▸ REQUEST
What follows is a listing. Return every line of it exactly.

[Rows from a figure dataset]
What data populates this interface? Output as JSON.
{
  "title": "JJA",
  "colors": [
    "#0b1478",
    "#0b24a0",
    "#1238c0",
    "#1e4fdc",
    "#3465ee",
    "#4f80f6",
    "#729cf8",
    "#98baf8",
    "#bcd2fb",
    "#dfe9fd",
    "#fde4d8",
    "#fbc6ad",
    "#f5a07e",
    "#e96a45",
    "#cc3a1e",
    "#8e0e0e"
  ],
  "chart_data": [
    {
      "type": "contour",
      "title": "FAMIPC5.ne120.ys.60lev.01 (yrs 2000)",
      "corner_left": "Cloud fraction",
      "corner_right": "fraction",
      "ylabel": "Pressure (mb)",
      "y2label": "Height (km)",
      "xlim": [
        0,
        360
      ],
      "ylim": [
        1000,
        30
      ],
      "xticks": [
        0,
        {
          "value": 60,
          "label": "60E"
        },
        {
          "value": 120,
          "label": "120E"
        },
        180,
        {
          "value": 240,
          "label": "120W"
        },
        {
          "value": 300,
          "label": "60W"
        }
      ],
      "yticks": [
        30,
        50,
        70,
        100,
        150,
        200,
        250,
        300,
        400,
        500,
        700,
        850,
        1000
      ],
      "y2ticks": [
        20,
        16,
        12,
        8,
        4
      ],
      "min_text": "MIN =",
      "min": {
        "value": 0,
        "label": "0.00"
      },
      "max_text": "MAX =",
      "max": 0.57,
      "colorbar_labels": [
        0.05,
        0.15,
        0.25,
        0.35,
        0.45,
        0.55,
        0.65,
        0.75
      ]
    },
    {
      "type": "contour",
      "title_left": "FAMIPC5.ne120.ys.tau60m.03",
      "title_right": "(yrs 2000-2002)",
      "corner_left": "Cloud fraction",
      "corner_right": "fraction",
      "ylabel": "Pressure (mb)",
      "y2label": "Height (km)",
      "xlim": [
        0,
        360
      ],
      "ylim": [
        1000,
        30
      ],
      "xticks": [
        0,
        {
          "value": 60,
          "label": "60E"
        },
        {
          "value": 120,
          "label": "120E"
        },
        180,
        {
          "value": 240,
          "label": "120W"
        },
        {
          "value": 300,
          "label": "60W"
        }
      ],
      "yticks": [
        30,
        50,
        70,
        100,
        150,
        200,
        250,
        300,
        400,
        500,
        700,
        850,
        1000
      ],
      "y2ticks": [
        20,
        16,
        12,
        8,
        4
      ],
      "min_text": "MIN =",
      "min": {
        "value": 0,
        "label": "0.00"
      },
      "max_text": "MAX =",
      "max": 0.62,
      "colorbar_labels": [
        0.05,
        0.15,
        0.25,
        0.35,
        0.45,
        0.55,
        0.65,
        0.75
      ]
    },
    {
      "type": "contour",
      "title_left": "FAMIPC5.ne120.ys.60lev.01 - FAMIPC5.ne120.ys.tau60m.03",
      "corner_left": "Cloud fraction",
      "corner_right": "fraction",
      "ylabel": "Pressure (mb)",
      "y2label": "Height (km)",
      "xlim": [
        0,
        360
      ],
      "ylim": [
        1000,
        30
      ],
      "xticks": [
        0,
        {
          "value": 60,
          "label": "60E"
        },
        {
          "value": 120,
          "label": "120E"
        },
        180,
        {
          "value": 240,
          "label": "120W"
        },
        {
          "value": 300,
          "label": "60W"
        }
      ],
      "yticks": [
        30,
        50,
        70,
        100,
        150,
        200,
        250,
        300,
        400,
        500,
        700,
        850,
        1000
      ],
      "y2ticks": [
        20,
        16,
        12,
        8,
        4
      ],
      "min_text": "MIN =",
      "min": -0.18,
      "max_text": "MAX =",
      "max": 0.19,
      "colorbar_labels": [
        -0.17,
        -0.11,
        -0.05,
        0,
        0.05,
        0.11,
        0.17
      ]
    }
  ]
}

▸ EXERCISE ANSWER
What data populates this interface? Output as JSON.
{
  "title": "JJA",
  "colors": [
    "#0b1478",
    "#0b24a0",
    "#1238c0",
    "#1e4fdc",
    "#3465ee",
    "#4f80f6",
    "#729cf8",
    "#98baf8",
    "#bcd2fb",
    "#dfe9fd",
    "#fde4d8",
    "#fbc6ad",
    "#f5a07e",
    "#e96a45",
    "#cc3a1e",
    "#8e0e0e"
  ],
  "chart_data": [
    {
      "type": "contour",
      "title": "FAMIPC5.ne120.ys.60lev.01 (yrs 2000)",
      "corner_left": "Cloud fraction",
      "corner_right": "fraction",
      "ylabel": "Pressure (mb)",
      "y2label": "Height (km)",
      "xlim": [
        0,
        360
      ],
      "ylim": [
        1000,
        30
      ],
      "xticks": [
        0,
        {
          "value": 60,
          "label": "60E"
        },
        {
          "value": 120,
          "label": "120E"
        },
        180,
        {
          "value": 240,
          "label": "120W"
        },
        {
          "value": 300,
          "label": "60W"
        }
      ],
      "yticks": [
        30,
        50,
        70,
        100,
        150,
        200,
        250,
        300,
        400,
        500,
        700,
        850,
        1000
      ],
      "y2ticks": [
        20,
        16,
        12,
        8,
        4
      ],
      "min_text": "MIN =",
      "min": {
        "value": 0,
        "label": "0.00"
      },
      "max_text": "MAX =",
      "max": 0.57,
      "colorbar_labels": [
        0.05,
        0.15,
        0.25,
        0.35,
        0.45,
        0.55,
        0.65,
        0.75
      ]
    },
    {
      "type": "contour",
      "title_left": "FAMIPC5.ne120.ys.tau60m.03",
      "title_right": "(yrs 2000-2002)",
      "corner_left": "Cloud fraction",
      "corner_right": "fraction",
      "ylabel": "Pressure (mb)",
      "y2label": "Height (km)",
      "xlim": [
        0,
        360
      ],
      "ylim": [
        1000,
        30
      ],
      "xticks": [
        0,
        {
          "value": 60,
          "label": "60E"
        },
        {
          "value": 120,
          "label": "120E"
        },
        180,
        {
          "value": 240,
          "label": "120W"
        },
        {
          "value": 300,
          "label": "60W"
        }
      ],
      "yticks": [
        30,
        50,
        70,
        100,
        150,
        200,
        250,
        300,
        400,
        500,
        700,
        850,
        1000
      ],
      "y2ticks": [
        20,
        16,
        12,
        8,
        4
      ],
      "min_text": "MIN =",
      "min": {
        "value": 0,
        "label": "0.00"
      },
      "max_text": "MAX =",
      "max": 0.62,
      "colorbar_labels": [
        0.05,
        0.15,
        0.25,
        0.35,
        0.45,
        0.55,
        0.65,
        0.75
      ]
    },
    {
      "type": "contour",
      "title_left": "FAMIPC5.ne120.ys.60lev.01 - FAMIPC5.ne120.ys.tau60m.03",
      "corner_left": "Cloud fraction",
      "corner_right": "fraction",
      "ylabel": "Pressure (mb)",
      "y2label": "Height (km)",
      "xlim": [
        0,
        360
      ],
      "ylim": [
        1000,
        30
      ],
      "xticks": [
        0,
        {
          "value": 60,
          "label": "60E"
        },
        {
          "value": 120,
          "label": "120E"
        },
        180,
        {
          "value": 240,
          "label": "120W"
        },
        {
          "value": 300,
          "label": "60W"
        }
      ],
      "yticks": [
        30,
        50,
        70,
        100,
        150,
        200,
        250,
        300,
        400,
        500,
        700,
        850,
        1000
      ],
      "y2ticks": [
        20,
        16,
        12,
        8,
        4
      ],
      "min_text": "MIN =",
      "min": -0.18,
      "max_text": "MAX =",
      "max": 0.19,
      "colorbar_labels": [
        -0.17,
        -0.11,
        -0.05,
        0,
        0.05,
        0.11,
        0.17
      ]
    }
  ]
}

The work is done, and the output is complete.